In 1971 Coleman scored another coup when he signed with Columbia Records, his first major label since Atlantic, yielding the warm, kaleidoscopic Science Fiction and Broken Shadows (the latter was not released until 1982). Together, they form the recent reissue The Complete Science Fiction Sessions. Most important, from his point of view, Coleman and the London Symphony Orchestra recorded what remains his most noteworthy symphonic work, Skies of America, inspired by a night sleeping outdoors on a Crow Indian reservation in Montana. Last year’s reissue benefits from a remix that brings out a clean elegance and an unsettling eeriness the original album only suggested. But Columbia soon dropped nearly its entire jazz roster, and he has rarely enjoyed major-label distribution since then.

In 1973, after hearing tapes played to him by his friend Robert Palmer, a musician and critic, Coleman and Palmer traveled to the foothills of northern Morocco’s Rif Mountains to visit the Master Musicians of Joujouka. This family had been exclusively providing court musicians to the sultans of Morocco since the thirteenth century. Coleman discovered that harmolodic principles allowed him and Palmer to play in unison with the local drums, stringed instruments, and oboelike raitas, even though Moroccan music has no tempered Western scales. Seizing on those possibilities, Coleman has spent the past quarter-century combining American and indigenous musics from around the world; he has, to use his metaphor, found a way for everyone to speak in one language.

His other major breakthrough followed in 1977 and stemmed from his growing fascination with African American funk and disco and the electrified “noise” bands of downtown Manhattan. Dancing in Your Head, his first new recording in five years, presented music for alto, two electric guitars, electric bass, and percussion, none played by musicians previously associated with him. Prime Time, the name he soon gave his electric band, hurled an orchestral maelstrom of sound while staying down to earth with funky rhythms clearly rooted in his old style as well as his new interests. The album, which also included one track made in the field with the Master Musicians—a second was added to last year’s reissue—brought Coleman his broadest audience yet. It also opened up careers for young performers who’d studied with him. Most prominent were guitarist James “Blood” Ulmer, bassist Jamaaladeen Tacuma, and drummer Ronald Shannon Jackson (a Fort Worth native Coleman had only recently met). For the first time, there was a school of musicians who identified themselves specifically as harmolodic, putting that word on the tongues of hipsters around the world. And yet, and yet . . .

DATA EXCERPT:
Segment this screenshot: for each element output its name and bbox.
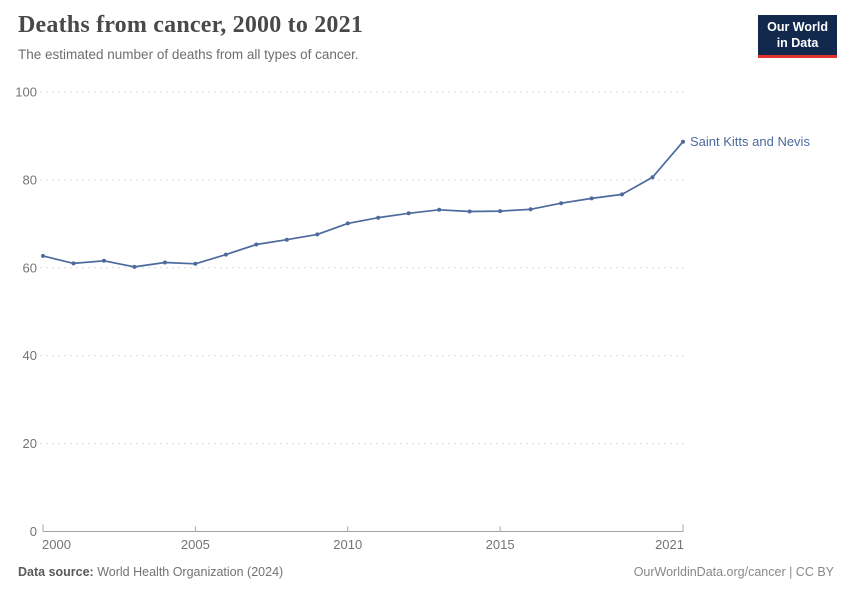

EXERCISE: Please copy the passage on Ornette Coleman word for word, starting at "In 1973, after" and ending at "in one language.".

SOLUTION FOR THIS TASK:
In 1973, after hearing tapes played to him by his friend Robert Palmer, a musician and critic, Coleman and Palmer traveled to the foothills of northern Morocco’s Rif Mountains to visit the Master Musicians of Joujouka. This family had been exclusively providing court musicians to the sultans of Morocco since the thirteenth century. Coleman discovered that harmolodic principles allowed him and Palmer to play in unison with the local drums, stringed instruments, and oboelike raitas, even though Moroccan music has no tempered Western scales. Seizing on those possibilities, Coleman has spent the past quarter-century combining American and indigenous musics from around the world; he has, to use his metaphor, found a way for everyone to speak in one language.